### WRITTEN EXERCISE
Please swap "paragraph" for "text-block" in the data from the line with "document-title: 在 2023" to the line with "983 1026 1278</box>", and return only those lines with nothing else changed.
::: PROVIDED MATERIAL :::
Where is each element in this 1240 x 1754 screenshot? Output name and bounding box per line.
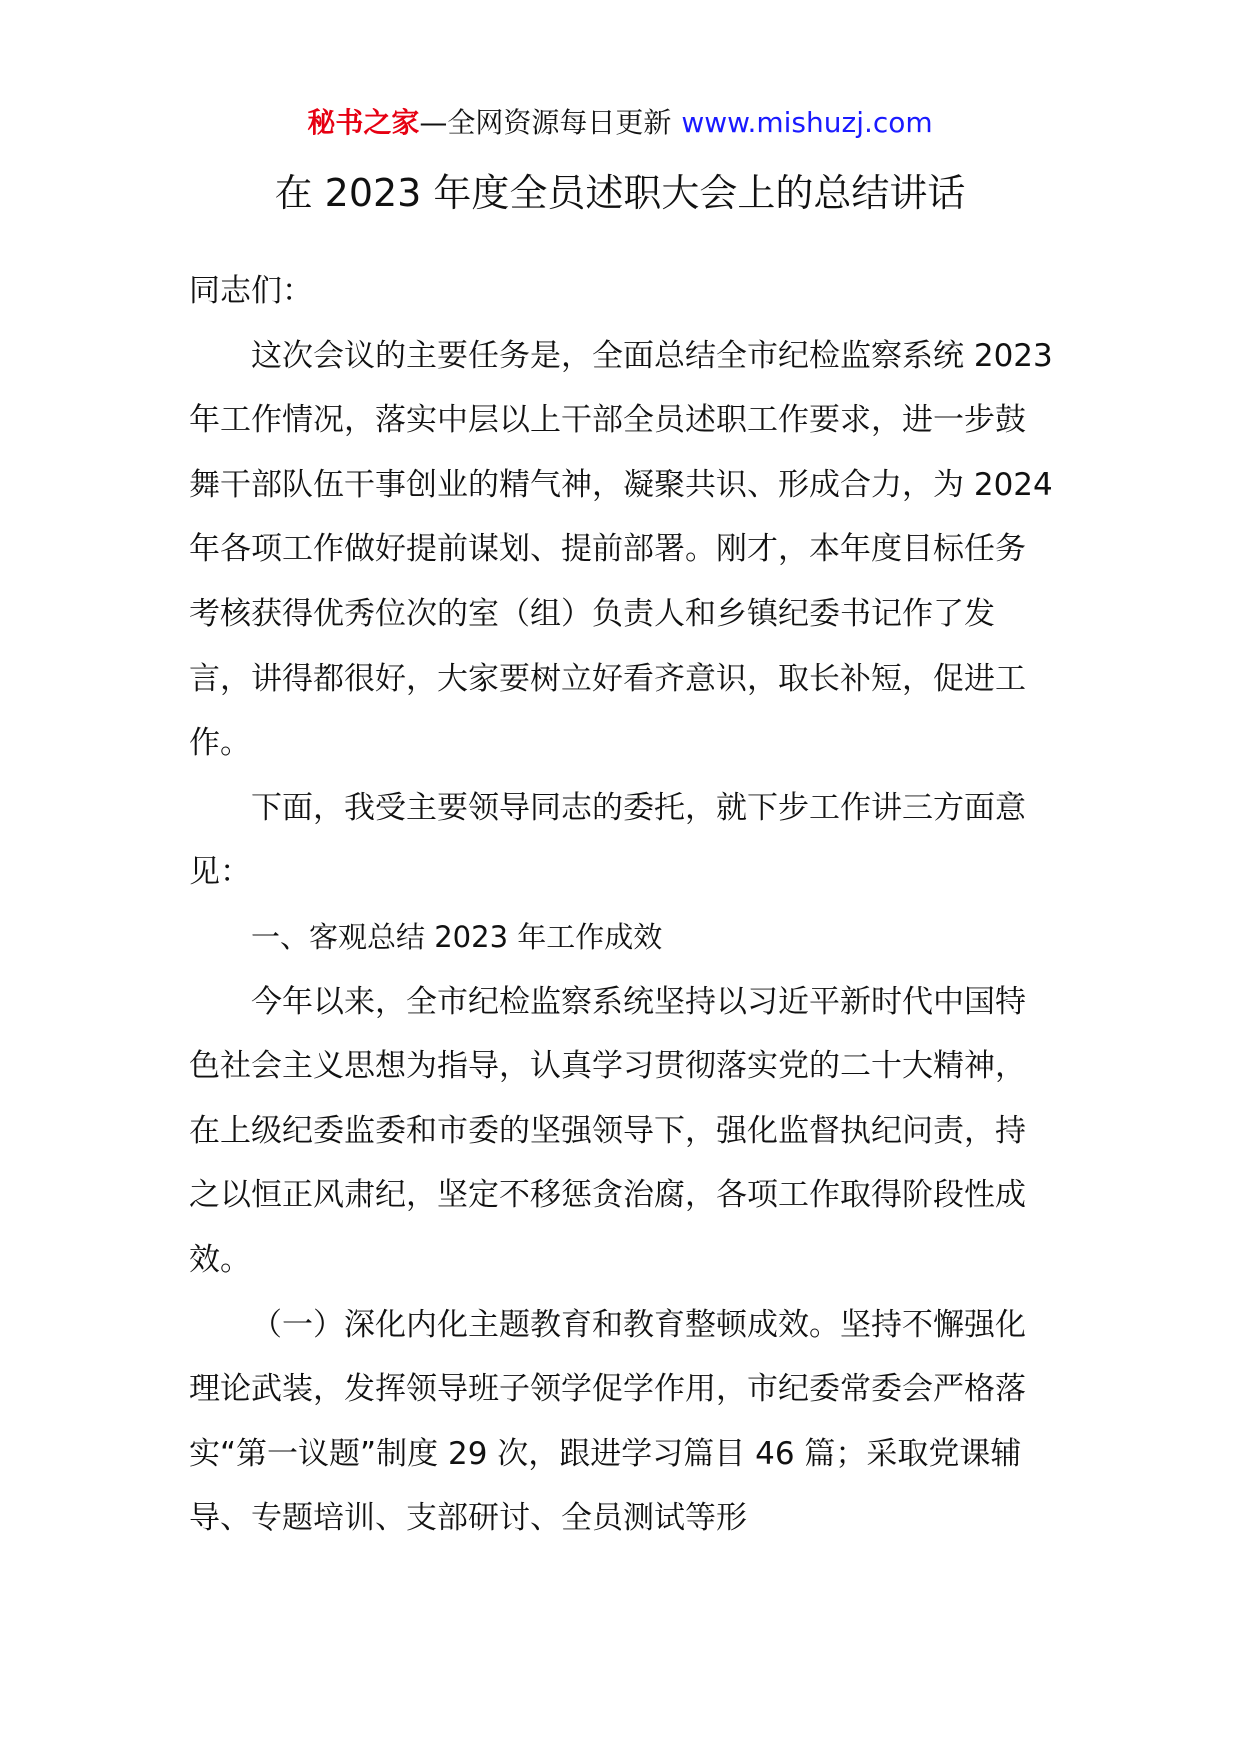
document-title: 在 2023 年度全员述职大会上的总结讲话 <box>274 171 966 215</box>
salutation: 同志们： <box>189 273 313 309</box>
paragraph: （一）深化内化主题教育和教育整顿成效。坚持不懈强化理论武装，发挥领导班子领学促学作用，市纪委常委会严格落实“第一议题”制度 29 次，跟进学习篇目 46 篇；采取党课辅导、专题培训、支部研讨、全员测试等形 <box>189 1306 1026 1537</box>
brand-name: 秘书之家 <box>307 106 420 139</box>
watermark-header <box>0 101 1240 145</box>
website-link[interactable]: www.mishuzj.com <box>681 106 933 139</box>
section-heading: 一、客观总结 2023 年工作成效 <box>251 919 663 954</box>
paragraph: 今年以来，全市纪检监察系统坚持以习近平新时代中国特色社会主义思想为指导，认真学习贯彻落实党的二十大精神，在上级纪委监委和市委的坚强领导下，强化监督执纪问责，持之以恒正风肃纪，坚定不移惩贪治腐，各项工作取得阶段性成效。 <box>189 983 1026 1278</box>
paragraph: 这次会议的主要任务是，全面总结全市纪检监察系统 2023 年工作情况，落实中层以上干部全员述职工作要求，进一步鼓舞干部队伍干事创业的精气神，凝聚共识、形成合力，为 2024 年各项工作做好提前谋划、提前部署。刚才，本年度目标任务考核获得优秀位次的室（组）负责人和乡镇纪委书记作了发言，讲得都很好，大家要树立好看齐意识，取长补短，促进工作。 <box>189 337 1053 762</box>
document-body <box>189 259 1053 1551</box>
brand-slogan: —全网资源每日更新 <box>419 106 672 139</box>
paragraph: 下面，我受主要领导同志的委托，就下步工作讲三方面意见： <box>189 789 1026 891</box>
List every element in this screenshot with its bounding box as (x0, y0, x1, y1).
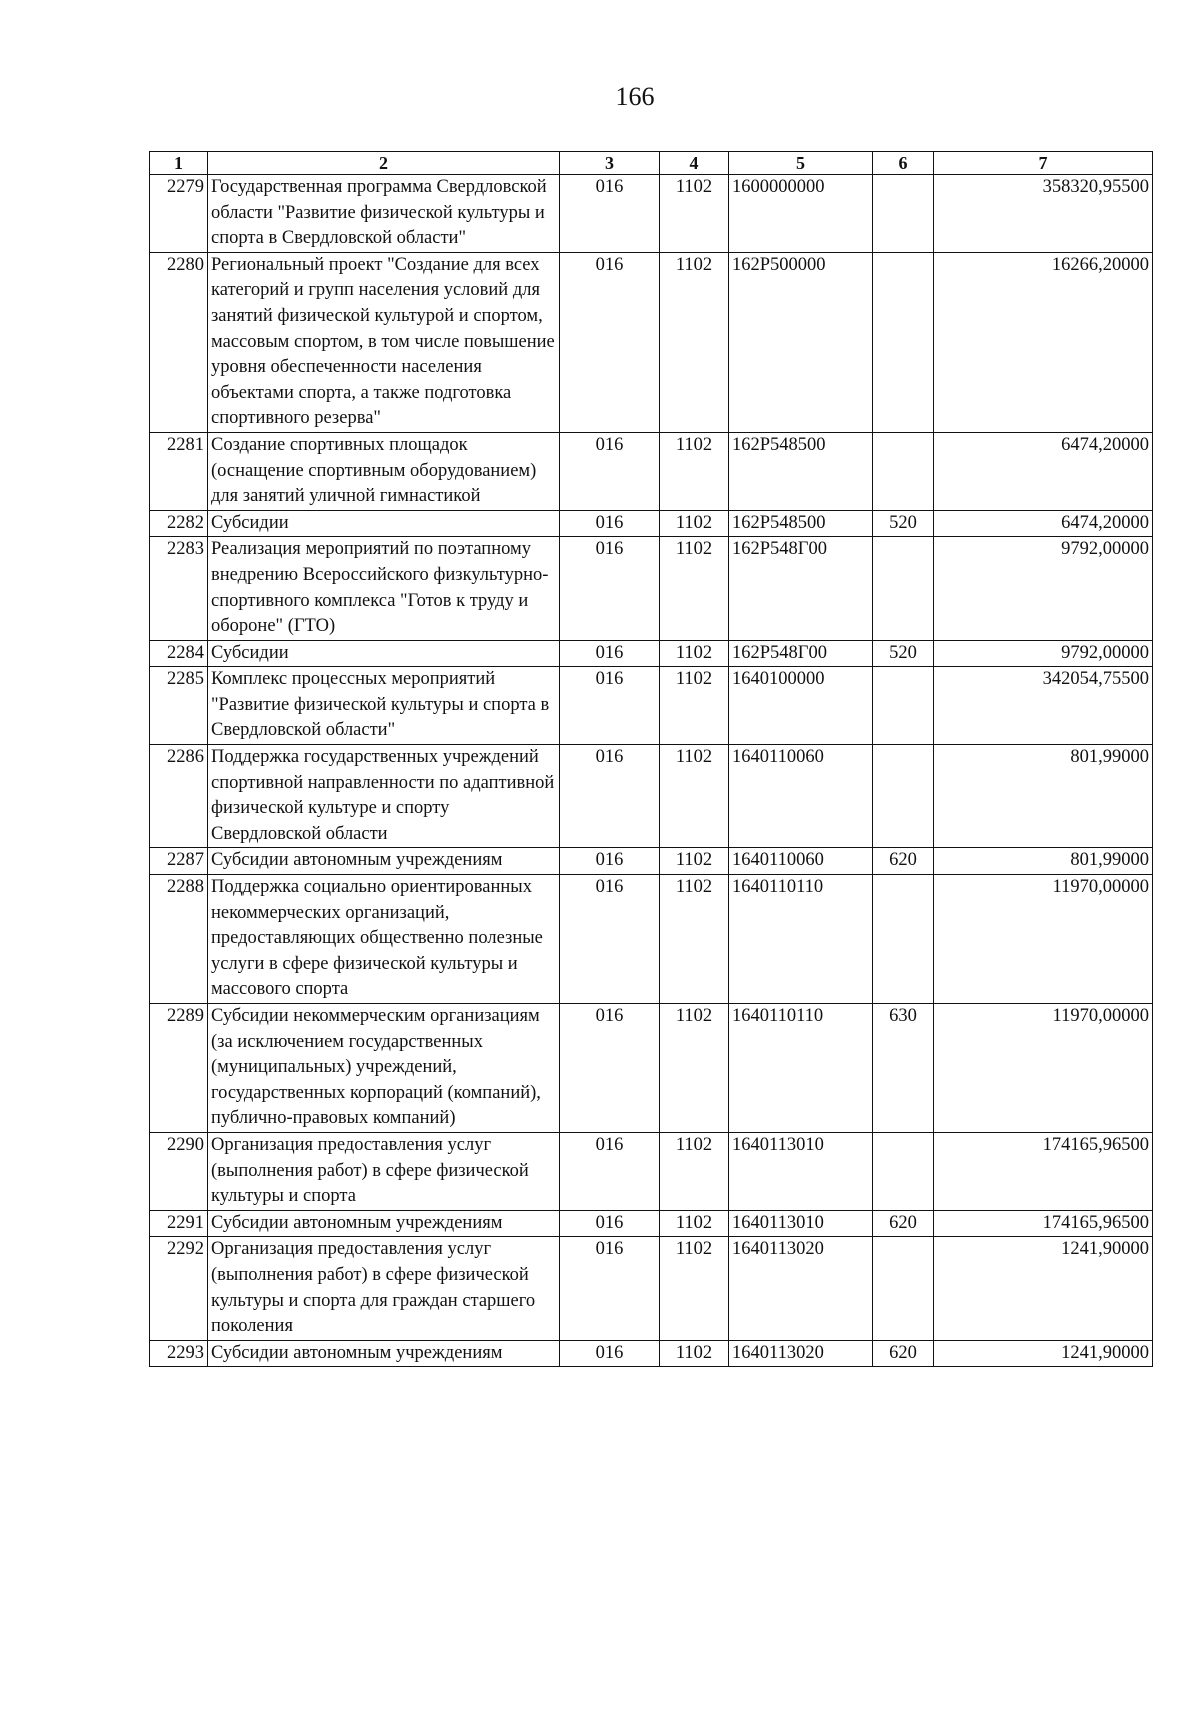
table-row (150, 1237, 1153, 1340)
row-name-cell: Субсидии автономным учреждениям (208, 848, 560, 875)
target-article-cell: 1640113020 (729, 1340, 873, 1367)
expense-type-cell (873, 252, 934, 432)
target-article-cell: 162P548500 (729, 432, 873, 510)
column-header: 6 (873, 152, 934, 175)
table-row (150, 1210, 1153, 1237)
ministry-code-cell: 016 (560, 1132, 660, 1210)
ministry-code-cell: 016 (560, 1237, 660, 1340)
table-row (150, 875, 1153, 1004)
row-number-cell: 2283 (150, 537, 208, 640)
expense-type-cell (873, 537, 934, 640)
section-code-cell: 1102 (660, 537, 729, 640)
row-name-cell: Региональный проект "Создание для всех категорий и групп населения условий для занятий физической культурой и спортом, массовым спортом, в том числе повышение уровня обеспеченности населения объектами спорта, а также подготовка спортивного резерва" (208, 252, 560, 432)
section-code-cell: 1102 (660, 175, 729, 253)
table-row (150, 1132, 1153, 1210)
column-header: 7 (934, 152, 1153, 175)
row-number-cell: 2290 (150, 1132, 208, 1210)
amount-cell: 342054,75500 (934, 667, 1153, 745)
ministry-code-cell: 016 (560, 1340, 660, 1367)
section-code-cell: 1102 (660, 1132, 729, 1210)
target-article-cell: 1640110060 (729, 848, 873, 875)
ministry-code-cell: 016 (560, 537, 660, 640)
target-article-cell: 1640100000 (729, 667, 873, 745)
section-code-cell: 1102 (660, 640, 729, 667)
ministry-code-cell: 016 (560, 1004, 660, 1133)
row-number-cell: 2280 (150, 252, 208, 432)
expense-type-cell (873, 175, 934, 253)
section-code-cell: 1102 (660, 1237, 729, 1340)
row-name-cell: Организация предоставления услуг (выполнения работ) в сфере физической культуры и спорта для граждан старшего поколения (208, 1237, 560, 1340)
page-number: 166 (615, 82, 655, 111)
table-row (150, 537, 1153, 640)
target-article-cell: 1640113010 (729, 1210, 873, 1237)
target-article-cell: 1600000000 (729, 175, 873, 253)
expense-type-cell (873, 745, 934, 848)
table-row (150, 432, 1153, 510)
row-number-cell: 2292 (150, 1237, 208, 1340)
target-article-cell: 162P548500 (729, 510, 873, 537)
section-code-cell: 1102 (660, 510, 729, 537)
row-name-cell: Поддержка социально ориентированных некоммерческих организаций, предоставляющих общественно полезные услуги в сфере физической культуры и массового спорта (208, 875, 560, 1004)
section-code-cell: 1102 (660, 875, 729, 1004)
ministry-code-cell: 016 (560, 745, 660, 848)
ministry-code-cell: 016 (560, 667, 660, 745)
row-name-cell: Реализация мероприятий по поэтапному внедрению Всероссийского физкультурно-спортивного комплекса "Готов к труду и обороне" (ГТО) (208, 537, 560, 640)
expense-type-cell (873, 1132, 934, 1210)
row-number-cell: 2286 (150, 745, 208, 848)
table-row (150, 745, 1153, 848)
target-article-cell: 1640110110 (729, 1004, 873, 1133)
section-code-cell: 1102 (660, 667, 729, 745)
row-number-cell: 2281 (150, 432, 208, 510)
amount-cell: 6474,20000 (934, 510, 1153, 537)
section-code-cell: 1102 (660, 745, 729, 848)
expense-type-cell: 520 (873, 510, 934, 537)
amount-cell: 11970,00000 (934, 875, 1153, 1004)
ministry-code-cell: 016 (560, 175, 660, 253)
expense-type-cell: 630 (873, 1004, 934, 1133)
row-name-cell: Субсидии автономным учреждениям (208, 1210, 560, 1237)
row-name-cell: Субсидии некоммерческим организациям (за исключением государственных (муниципальных) учреждений, государственных корпораций (компаний), публично-правовых компаний) (208, 1004, 560, 1133)
column-header: 3 (560, 152, 660, 175)
row-name-cell: Поддержка государственных учреждений спортивной направленности по адаптивной физической культуре и спорту Свердловской области (208, 745, 560, 848)
section-code-cell: 1102 (660, 252, 729, 432)
amount-cell: 801,99000 (934, 745, 1153, 848)
column-header: 5 (729, 152, 873, 175)
ministry-code-cell: 016 (560, 640, 660, 667)
expense-type-cell: 520 (873, 640, 934, 667)
table-row (150, 510, 1153, 537)
table-row (150, 667, 1153, 745)
section-code-cell: 1102 (660, 848, 729, 875)
table-header-row (150, 152, 1153, 175)
row-name-cell: Организация предоставления услуг (выполнения работ) в сфере физической культуры и спорта (208, 1132, 560, 1210)
target-article-cell: 1640110110 (729, 875, 873, 1004)
section-code-cell: 1102 (660, 1004, 729, 1133)
expense-type-cell: 620 (873, 1210, 934, 1237)
row-name-cell: Субсидии автономным учреждениям (208, 1340, 560, 1367)
row-number-cell: 2287 (150, 848, 208, 875)
expense-type-cell (873, 432, 934, 510)
amount-cell: 6474,20000 (934, 432, 1153, 510)
row-name-cell: Государственная программа Свердловской области "Развитие физической культуры и спорта в Свердловской области" (208, 175, 560, 253)
row-name-cell: Комплекс процессных мероприятий "Развитие физической культуры и спорта в Свердловской области" (208, 667, 560, 745)
target-article-cell: 1640110060 (729, 745, 873, 848)
ministry-code-cell: 016 (560, 848, 660, 875)
table-row (150, 640, 1153, 667)
amount-cell: 1241,90000 (934, 1237, 1153, 1340)
amount-cell: 174165,96500 (934, 1132, 1153, 1210)
expense-type-cell: 620 (873, 848, 934, 875)
ministry-code-cell: 016 (560, 1210, 660, 1237)
budget-table (149, 151, 1153, 1367)
row-name-cell: Создание спортивных площадок (оснащение спортивным оборудованием) для занятий уличной гимнастикой (208, 432, 560, 510)
amount-cell: 9792,00000 (934, 640, 1153, 667)
row-number-cell: 2288 (150, 875, 208, 1004)
table-row (150, 848, 1153, 875)
ministry-code-cell: 016 (560, 252, 660, 432)
column-header: 4 (660, 152, 729, 175)
column-header: 2 (208, 152, 560, 175)
table-row (150, 1004, 1153, 1133)
section-code-cell: 1102 (660, 1210, 729, 1237)
amount-cell: 1241,90000 (934, 1340, 1153, 1367)
target-article-cell: 162P500000 (729, 252, 873, 432)
target-article-cell: 1640113020 (729, 1237, 873, 1340)
amount-cell: 11970,00000 (934, 1004, 1153, 1133)
row-name-cell: Субсидии (208, 510, 560, 537)
expense-type-cell (873, 875, 934, 1004)
row-number-cell: 2289 (150, 1004, 208, 1133)
amount-cell: 9792,00000 (934, 537, 1153, 640)
amount-cell: 801,99000 (934, 848, 1153, 875)
expense-type-cell (873, 667, 934, 745)
section-code-cell: 1102 (660, 1340, 729, 1367)
amount-cell: 174165,96500 (934, 1210, 1153, 1237)
ministry-code-cell: 016 (560, 432, 660, 510)
column-header: 1 (150, 152, 208, 175)
expense-type-cell: 620 (873, 1340, 934, 1367)
expense-type-cell (873, 1237, 934, 1340)
row-name-cell: Субсидии (208, 640, 560, 667)
table-row (150, 252, 1153, 432)
row-number-cell: 2284 (150, 640, 208, 667)
row-number-cell: 2282 (150, 510, 208, 537)
target-article-cell: 162P548Г00 (729, 537, 873, 640)
amount-cell: 358320,95500 (934, 175, 1153, 253)
ministry-code-cell: 016 (560, 875, 660, 1004)
ministry-code-cell: 016 (560, 510, 660, 537)
amount-cell: 16266,20000 (934, 252, 1153, 432)
row-number-cell: 2293 (150, 1340, 208, 1367)
section-code-cell: 1102 (660, 432, 729, 510)
row-number-cell: 2279 (150, 175, 208, 253)
target-article-cell: 1640113010 (729, 1132, 873, 1210)
row-number-cell: 2291 (150, 1210, 208, 1237)
table-row (150, 1340, 1153, 1367)
table-body (150, 175, 1153, 1367)
table-row (150, 175, 1153, 253)
row-number-cell: 2285 (150, 667, 208, 745)
target-article-cell: 162P548Г00 (729, 640, 873, 667)
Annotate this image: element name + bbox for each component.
:::
### ANSWER TO THE TASK
document-title: 在 2023 年度全员述职大会上的总结讲话 <box>274 171 966 215</box>
salutation: 同志们： <box>189 273 313 309</box>
text-block: （一）深化内化主题教育和教育整顿成效。坚持不懈强化理论武装，发挥领导班子领学促学作用，市纪委常委会严格落实“第一议题”制度 29 次，跟进学习篇目 46 篇；采取党课辅导、专题培训、支部研讨、全员测试等形 <box>189 1306 1026 1537</box>
brand-name: 秘书之家 <box>307 106 420 139</box>
watermark-header <box>0 101 1240 145</box>
website-link[interactable]: www.mishuzj.com <box>681 106 933 139</box>
section-heading: 一、客观总结 2023 年工作成效 <box>251 919 663 954</box>
text-block: 今年以来，全市纪检监察系统坚持以习近平新时代中国特色社会主义思想为指导，认真学习贯彻落实党的二十大精神，在上级纪委监委和市委的坚强领导下，强化监督执纪问责，持之以恒正风肃纪，坚定不移惩贪治腐，各项工作取得阶段性成效。 <box>189 983 1026 1278</box>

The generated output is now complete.